[Entries taken from a collection]

________

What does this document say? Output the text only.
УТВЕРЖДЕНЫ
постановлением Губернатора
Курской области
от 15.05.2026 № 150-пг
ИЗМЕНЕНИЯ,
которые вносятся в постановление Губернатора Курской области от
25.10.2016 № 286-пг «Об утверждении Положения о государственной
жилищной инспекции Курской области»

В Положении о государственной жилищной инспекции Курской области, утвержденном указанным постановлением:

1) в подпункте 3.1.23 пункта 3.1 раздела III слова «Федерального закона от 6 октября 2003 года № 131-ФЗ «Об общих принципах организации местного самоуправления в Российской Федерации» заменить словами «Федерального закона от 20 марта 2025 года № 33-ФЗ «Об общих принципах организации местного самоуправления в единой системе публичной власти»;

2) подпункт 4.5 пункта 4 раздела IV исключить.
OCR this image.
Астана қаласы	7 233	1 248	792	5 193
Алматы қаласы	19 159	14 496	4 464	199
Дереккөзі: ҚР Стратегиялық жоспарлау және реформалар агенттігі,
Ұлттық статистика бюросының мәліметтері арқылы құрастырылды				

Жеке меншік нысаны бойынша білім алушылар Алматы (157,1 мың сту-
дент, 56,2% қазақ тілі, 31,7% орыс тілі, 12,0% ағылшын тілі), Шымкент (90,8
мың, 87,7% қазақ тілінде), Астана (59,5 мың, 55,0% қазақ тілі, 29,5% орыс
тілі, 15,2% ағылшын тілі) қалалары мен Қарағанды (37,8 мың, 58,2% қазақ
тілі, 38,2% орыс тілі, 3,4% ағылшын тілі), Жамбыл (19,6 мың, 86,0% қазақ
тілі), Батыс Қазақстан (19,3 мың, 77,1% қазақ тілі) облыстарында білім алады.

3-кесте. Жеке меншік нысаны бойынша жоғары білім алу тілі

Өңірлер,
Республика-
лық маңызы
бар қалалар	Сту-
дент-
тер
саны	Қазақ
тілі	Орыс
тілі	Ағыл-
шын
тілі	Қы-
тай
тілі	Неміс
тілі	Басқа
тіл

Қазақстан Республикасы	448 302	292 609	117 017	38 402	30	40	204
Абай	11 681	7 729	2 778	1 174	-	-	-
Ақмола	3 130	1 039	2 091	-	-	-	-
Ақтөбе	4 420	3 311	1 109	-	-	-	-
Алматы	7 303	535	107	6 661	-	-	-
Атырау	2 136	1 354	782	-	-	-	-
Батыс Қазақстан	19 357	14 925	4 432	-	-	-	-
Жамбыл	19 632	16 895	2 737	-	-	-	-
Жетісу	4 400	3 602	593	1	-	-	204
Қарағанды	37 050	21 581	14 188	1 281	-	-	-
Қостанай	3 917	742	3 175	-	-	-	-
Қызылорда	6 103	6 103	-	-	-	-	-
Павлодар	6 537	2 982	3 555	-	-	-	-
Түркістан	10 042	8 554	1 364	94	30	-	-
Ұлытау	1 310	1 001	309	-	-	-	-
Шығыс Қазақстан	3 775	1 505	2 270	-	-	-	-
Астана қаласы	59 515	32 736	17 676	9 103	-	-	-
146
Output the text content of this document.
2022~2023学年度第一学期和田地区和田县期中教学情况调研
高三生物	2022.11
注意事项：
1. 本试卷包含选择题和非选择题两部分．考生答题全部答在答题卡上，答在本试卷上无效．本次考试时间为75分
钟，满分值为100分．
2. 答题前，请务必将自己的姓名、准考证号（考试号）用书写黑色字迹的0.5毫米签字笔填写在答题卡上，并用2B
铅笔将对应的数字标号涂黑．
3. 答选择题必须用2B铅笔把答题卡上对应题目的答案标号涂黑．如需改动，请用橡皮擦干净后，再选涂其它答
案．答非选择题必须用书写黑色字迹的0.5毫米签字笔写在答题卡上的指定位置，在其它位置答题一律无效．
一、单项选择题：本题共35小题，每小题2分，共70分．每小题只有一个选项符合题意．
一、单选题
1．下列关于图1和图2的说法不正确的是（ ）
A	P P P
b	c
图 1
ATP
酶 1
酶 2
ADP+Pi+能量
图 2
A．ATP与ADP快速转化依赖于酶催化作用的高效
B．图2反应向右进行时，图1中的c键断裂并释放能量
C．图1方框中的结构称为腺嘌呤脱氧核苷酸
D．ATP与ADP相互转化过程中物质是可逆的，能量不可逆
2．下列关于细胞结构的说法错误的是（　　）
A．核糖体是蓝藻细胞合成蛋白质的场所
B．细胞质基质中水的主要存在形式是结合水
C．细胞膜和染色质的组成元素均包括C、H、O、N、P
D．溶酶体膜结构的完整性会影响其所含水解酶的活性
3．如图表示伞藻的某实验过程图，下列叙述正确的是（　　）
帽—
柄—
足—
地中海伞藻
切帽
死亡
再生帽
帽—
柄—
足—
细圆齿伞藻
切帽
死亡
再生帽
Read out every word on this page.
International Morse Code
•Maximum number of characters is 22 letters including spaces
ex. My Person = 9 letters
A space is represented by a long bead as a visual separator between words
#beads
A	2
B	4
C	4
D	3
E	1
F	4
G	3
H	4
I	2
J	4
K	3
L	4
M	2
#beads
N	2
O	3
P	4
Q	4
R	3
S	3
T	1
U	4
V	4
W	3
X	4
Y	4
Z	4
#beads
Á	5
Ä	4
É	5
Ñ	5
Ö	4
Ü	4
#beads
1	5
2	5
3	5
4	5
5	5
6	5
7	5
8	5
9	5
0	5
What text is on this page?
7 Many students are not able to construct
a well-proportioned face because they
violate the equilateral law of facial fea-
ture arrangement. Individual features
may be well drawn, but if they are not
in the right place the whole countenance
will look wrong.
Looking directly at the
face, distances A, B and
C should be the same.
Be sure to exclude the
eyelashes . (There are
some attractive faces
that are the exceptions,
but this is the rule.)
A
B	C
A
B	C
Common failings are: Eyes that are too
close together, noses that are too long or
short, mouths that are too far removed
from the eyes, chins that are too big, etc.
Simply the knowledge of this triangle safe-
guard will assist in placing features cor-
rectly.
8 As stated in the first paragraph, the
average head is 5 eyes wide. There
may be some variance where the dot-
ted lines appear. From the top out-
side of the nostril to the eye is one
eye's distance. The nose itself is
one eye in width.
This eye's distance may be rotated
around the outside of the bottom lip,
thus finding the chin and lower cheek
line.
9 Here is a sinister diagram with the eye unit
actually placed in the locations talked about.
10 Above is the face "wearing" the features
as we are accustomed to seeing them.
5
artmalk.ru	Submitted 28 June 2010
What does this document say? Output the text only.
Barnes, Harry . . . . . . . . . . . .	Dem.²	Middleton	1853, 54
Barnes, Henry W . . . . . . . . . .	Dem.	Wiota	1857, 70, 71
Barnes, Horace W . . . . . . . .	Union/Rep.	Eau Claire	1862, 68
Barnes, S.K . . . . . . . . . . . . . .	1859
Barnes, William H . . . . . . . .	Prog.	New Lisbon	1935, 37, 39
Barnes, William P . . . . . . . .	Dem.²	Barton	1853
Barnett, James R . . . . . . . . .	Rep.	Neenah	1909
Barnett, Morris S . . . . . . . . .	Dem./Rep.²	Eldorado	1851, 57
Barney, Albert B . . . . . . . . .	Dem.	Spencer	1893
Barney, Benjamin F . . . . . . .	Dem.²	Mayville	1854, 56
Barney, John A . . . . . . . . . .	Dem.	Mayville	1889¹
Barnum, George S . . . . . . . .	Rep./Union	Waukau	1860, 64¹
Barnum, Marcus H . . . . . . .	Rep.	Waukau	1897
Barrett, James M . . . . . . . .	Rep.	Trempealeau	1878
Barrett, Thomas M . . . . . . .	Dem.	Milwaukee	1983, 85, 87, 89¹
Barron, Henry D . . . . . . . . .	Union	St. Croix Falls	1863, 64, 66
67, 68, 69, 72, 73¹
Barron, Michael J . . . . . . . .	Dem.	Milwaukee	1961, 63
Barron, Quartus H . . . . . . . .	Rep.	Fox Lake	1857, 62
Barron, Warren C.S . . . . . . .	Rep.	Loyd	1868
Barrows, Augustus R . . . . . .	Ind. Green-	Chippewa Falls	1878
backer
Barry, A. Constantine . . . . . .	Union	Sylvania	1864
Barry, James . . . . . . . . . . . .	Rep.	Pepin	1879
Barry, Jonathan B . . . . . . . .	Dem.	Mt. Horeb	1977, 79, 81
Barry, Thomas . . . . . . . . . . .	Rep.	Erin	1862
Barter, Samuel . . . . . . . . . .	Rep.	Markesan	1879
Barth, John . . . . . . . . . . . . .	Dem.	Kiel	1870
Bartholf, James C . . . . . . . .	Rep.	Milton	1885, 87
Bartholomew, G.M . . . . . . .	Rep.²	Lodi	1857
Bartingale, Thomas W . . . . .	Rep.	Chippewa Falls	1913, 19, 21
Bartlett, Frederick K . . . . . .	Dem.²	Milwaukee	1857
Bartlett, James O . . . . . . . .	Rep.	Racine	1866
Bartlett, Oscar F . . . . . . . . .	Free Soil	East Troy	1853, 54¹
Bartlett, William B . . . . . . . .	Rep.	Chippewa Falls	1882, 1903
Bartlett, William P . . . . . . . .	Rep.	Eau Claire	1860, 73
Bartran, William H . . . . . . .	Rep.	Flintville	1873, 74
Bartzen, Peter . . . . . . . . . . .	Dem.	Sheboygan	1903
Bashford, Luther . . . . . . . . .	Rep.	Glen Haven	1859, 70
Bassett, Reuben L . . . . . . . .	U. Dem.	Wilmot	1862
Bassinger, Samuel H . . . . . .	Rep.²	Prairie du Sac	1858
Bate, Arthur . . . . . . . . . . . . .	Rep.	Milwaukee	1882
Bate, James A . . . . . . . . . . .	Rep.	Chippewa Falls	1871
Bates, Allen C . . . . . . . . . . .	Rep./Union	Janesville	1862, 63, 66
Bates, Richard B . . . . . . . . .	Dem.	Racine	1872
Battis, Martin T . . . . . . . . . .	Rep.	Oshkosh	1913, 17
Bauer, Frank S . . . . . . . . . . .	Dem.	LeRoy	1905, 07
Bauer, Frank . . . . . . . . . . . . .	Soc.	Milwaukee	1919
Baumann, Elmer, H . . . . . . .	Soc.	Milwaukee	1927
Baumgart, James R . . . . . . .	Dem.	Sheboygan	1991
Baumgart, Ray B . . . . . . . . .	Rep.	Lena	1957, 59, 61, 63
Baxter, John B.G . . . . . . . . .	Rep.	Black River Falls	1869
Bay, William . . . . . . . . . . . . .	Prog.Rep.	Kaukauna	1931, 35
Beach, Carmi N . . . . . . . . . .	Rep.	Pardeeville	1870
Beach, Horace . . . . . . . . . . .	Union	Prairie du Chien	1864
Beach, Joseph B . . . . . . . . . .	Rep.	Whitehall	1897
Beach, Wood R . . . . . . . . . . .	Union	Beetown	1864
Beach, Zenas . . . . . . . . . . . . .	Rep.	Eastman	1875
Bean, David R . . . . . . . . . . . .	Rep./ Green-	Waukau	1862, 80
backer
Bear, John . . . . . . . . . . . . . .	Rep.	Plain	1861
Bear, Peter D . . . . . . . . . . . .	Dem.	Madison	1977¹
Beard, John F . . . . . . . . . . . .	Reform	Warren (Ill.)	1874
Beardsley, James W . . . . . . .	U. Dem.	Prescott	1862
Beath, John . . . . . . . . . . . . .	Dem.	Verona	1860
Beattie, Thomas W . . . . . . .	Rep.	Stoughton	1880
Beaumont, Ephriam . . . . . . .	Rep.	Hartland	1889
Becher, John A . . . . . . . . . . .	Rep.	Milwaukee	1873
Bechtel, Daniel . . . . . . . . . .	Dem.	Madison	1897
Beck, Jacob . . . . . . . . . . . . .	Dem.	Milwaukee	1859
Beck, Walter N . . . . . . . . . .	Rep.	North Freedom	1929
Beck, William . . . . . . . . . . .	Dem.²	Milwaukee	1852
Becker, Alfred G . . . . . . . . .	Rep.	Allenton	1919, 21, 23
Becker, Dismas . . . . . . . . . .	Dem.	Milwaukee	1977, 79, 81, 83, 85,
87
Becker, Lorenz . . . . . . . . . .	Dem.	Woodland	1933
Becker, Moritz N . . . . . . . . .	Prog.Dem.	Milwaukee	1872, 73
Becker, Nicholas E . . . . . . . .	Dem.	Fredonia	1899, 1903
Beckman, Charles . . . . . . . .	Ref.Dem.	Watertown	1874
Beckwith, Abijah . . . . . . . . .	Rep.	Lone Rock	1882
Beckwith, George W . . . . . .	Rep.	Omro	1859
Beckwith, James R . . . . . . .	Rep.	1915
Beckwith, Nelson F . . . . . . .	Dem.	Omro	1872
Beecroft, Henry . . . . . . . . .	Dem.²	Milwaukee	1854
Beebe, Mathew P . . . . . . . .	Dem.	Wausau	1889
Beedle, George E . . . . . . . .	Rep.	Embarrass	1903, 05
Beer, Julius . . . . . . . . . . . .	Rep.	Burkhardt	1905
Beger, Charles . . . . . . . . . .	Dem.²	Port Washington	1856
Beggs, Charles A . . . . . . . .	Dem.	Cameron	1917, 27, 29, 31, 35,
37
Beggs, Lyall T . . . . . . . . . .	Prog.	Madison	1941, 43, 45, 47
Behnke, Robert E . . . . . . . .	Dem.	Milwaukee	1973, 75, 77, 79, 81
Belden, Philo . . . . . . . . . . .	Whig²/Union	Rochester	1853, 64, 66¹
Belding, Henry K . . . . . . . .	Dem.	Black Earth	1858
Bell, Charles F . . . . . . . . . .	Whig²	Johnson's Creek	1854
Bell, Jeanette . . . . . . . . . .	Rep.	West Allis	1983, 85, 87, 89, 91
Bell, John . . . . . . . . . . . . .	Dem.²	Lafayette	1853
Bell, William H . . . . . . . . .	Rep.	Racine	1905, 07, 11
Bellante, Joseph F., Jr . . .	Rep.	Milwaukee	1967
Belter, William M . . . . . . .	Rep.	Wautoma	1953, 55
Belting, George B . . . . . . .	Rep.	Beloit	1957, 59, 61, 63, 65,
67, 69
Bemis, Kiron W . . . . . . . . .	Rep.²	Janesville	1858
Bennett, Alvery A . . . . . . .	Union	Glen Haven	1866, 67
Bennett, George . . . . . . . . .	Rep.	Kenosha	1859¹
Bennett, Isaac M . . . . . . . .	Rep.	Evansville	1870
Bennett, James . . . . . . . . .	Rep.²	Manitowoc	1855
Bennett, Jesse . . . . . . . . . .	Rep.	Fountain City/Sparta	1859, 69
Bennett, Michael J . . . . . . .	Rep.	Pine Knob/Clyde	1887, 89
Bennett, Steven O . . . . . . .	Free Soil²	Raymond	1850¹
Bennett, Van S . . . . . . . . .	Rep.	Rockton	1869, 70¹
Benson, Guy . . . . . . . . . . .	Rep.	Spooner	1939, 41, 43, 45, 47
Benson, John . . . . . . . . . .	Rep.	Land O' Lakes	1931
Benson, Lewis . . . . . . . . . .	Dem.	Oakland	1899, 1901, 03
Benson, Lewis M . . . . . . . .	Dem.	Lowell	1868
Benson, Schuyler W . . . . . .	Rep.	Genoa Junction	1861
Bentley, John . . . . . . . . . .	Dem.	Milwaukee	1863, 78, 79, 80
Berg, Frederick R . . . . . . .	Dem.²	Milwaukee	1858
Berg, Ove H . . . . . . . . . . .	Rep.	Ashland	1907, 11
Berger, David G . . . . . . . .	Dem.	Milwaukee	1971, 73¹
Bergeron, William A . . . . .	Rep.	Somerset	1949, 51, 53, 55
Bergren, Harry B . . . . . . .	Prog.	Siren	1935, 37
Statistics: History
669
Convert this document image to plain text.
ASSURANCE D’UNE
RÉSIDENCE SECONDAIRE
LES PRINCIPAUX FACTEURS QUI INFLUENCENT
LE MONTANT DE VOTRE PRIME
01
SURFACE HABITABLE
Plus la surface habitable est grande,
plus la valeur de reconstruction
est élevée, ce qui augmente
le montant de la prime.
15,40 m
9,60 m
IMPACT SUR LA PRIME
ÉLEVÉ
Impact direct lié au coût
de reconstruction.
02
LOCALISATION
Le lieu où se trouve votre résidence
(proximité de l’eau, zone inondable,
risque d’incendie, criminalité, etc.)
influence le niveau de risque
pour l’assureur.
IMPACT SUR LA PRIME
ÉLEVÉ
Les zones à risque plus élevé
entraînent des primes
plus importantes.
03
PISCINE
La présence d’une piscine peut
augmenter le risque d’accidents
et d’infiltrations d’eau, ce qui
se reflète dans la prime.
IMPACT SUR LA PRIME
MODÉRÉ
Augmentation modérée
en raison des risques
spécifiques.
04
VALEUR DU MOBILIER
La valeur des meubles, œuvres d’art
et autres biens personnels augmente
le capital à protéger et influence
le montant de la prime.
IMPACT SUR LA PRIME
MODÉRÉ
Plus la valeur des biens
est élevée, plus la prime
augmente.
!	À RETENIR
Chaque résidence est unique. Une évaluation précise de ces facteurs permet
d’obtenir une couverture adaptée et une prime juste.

________

* THE TASK
Track down every line holding the string "Warren" and copy it.

* ANSWER FOR THIS EXERCISE
Barron, Warren C.S . . . . . . .	Rep.	Loyd	1868
Beard, John F . . . . . . . . . . . .	Reform	Warren (Ill.)	1874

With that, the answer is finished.